KUTIPAN HALAMAN:
<<<<
Menikah pastinya keinginan setiap insan manusia begitupun denganku. Aku dan calon suami pada waktu itu hanyalah sebatas rekan kerja serta tak terbesit olehku akan berdampingan dengannya. Kami berdua juga saling menghormati privasi masing-masing dan tidak turut campur satu sama lain selain urusan pekerjaan. Maklumlah, di samping usia kami yang bisa dikatakan matang dan kebetulan saat itu aku juga masih memiliki kekasih. Namun satu dan lain hal, impian itu kandas juga.
Bagiku cukup menguras energi dalam membutuhkan waktu, keikhlasan karena Allah dan menata hati kembali untuk orang lain. Semakin dekat ke Allah dan subhanallah, ujian tak berhenti sampai di sana. Allah memberikan lebih dari 3 pilihan untukku sebagai calon pendamping. Seraya terus berikhtiar dan salat istikharah karena bingung, bimbang dan ragu dalam menentukan pilihan. Entahlah, belakangan sempat berpikir bahwa tanda dari Allah kok semakin menuju pada sosok suamiku yang saat itu masih calon. Ridho orangtua pun bersambut dan mulailah kami sekeluarga melangkah ke tahap selanjutnya, yaitu membicarakan pernikahan.
>>>>
DATA YANG DIBERIKAN:
<<<<
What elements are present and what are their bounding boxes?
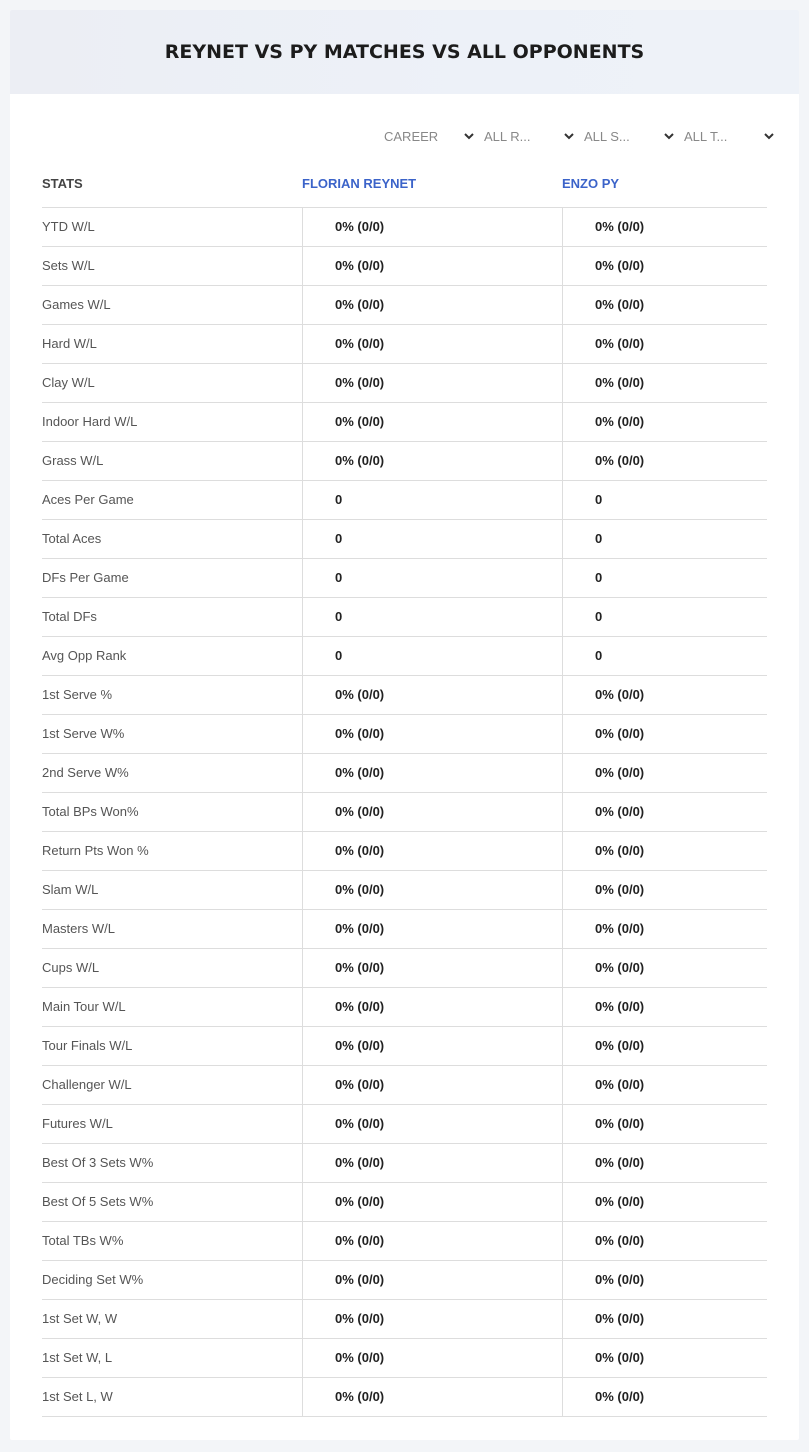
>>>>
TUJUAN:
Jawab pertanyaan berikut berdasarkan kutipan tentang pernikahan di atas.
(a) Pada waktu itu, apa hubungan penulis dengan calon suaminya?
(b) Berapa pilihan calon pendamping yang Allah berikan kepada penulis?
(c) Tahap apa yang dimulai setelah ridho orangtua bersambut?

HASIL:
(a) Hanya sebatas rekan kerja.
(b) Lebih dari 3 pilihan.
(c) Membicarakan pernikahan.